- _Data for this task_
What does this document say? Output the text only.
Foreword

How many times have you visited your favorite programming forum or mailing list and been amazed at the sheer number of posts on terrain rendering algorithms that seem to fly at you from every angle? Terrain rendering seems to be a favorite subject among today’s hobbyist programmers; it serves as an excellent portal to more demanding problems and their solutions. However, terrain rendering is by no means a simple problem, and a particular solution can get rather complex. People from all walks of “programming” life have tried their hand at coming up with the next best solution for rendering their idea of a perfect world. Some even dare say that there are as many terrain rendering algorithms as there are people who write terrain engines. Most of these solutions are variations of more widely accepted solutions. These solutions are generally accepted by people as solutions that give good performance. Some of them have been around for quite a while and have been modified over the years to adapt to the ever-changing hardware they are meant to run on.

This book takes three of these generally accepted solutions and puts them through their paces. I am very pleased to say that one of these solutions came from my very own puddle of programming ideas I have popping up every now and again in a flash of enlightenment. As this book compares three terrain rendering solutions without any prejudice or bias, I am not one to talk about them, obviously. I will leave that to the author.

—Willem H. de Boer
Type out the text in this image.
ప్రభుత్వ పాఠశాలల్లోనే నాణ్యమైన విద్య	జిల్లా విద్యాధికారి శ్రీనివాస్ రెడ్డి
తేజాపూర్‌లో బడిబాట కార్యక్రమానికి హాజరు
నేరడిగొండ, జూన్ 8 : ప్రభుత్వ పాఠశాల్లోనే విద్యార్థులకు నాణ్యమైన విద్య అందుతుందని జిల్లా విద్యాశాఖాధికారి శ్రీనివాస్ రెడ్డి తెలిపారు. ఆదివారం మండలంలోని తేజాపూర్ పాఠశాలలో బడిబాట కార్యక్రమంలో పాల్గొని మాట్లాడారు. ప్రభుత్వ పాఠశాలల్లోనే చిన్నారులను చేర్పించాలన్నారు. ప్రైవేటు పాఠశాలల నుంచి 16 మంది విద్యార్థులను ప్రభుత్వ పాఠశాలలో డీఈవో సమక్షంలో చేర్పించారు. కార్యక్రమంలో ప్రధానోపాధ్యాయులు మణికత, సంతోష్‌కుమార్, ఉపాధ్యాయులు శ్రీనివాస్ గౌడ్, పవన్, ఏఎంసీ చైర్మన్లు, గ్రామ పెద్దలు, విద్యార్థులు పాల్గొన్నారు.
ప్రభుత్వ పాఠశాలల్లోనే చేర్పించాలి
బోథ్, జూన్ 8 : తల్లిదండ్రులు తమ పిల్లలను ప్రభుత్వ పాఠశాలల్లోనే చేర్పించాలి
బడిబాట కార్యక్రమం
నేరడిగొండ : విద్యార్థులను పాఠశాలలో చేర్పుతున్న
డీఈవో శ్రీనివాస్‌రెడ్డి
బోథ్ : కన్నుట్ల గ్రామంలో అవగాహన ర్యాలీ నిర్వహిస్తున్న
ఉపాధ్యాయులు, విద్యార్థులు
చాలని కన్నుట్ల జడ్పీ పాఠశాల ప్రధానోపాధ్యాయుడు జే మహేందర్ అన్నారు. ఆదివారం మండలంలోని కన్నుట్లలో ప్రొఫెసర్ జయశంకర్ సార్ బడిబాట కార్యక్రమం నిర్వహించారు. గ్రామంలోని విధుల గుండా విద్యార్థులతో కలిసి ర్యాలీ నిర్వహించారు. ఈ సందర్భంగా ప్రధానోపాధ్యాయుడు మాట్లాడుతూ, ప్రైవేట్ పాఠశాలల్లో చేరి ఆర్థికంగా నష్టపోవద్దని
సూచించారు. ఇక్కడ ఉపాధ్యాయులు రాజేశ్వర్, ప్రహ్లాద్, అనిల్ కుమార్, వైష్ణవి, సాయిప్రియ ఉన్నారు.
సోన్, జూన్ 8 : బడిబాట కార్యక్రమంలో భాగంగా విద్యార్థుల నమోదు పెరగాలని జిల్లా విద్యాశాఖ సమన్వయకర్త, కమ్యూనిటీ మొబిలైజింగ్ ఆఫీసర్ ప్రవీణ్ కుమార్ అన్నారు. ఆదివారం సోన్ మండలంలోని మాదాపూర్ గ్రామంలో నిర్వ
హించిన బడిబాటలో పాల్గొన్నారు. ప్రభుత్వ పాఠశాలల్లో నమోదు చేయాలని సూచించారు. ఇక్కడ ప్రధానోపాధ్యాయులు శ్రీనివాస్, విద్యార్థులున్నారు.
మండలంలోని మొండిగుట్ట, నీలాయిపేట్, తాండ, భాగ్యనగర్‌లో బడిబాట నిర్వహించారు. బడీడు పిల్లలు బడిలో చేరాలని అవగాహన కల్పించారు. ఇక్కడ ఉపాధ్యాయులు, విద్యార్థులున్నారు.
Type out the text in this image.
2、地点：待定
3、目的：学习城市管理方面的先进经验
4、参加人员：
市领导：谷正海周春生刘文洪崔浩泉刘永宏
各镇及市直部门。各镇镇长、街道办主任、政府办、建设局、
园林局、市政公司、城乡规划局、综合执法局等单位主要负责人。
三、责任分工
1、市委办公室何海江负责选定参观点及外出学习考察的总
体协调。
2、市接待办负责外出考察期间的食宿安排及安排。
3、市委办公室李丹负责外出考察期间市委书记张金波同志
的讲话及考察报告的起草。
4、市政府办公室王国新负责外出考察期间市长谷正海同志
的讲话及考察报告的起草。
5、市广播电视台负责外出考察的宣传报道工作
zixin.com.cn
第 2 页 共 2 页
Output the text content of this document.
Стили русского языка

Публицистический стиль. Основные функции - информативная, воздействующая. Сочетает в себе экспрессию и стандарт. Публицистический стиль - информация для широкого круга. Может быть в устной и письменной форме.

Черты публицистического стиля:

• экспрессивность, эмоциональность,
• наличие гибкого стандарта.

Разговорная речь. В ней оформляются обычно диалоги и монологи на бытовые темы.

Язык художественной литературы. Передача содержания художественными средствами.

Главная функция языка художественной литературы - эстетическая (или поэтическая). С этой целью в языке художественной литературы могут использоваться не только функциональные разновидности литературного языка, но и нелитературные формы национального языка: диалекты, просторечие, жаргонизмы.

- _Exercise instructions_
Copy out each line of the entries that holds "художественной".

- _Worked answer_
Язык художественной литературы. Передача содержания художественными средствами.
Главная функция языка художественной литературы - эстетическая (или поэтическая). С этой целью в языке художественной литературы могут использоваться не только функциональные разновидности литературного языка, но и нелитературные формы национального языка: диалекты, просторечие, жаргонизмы.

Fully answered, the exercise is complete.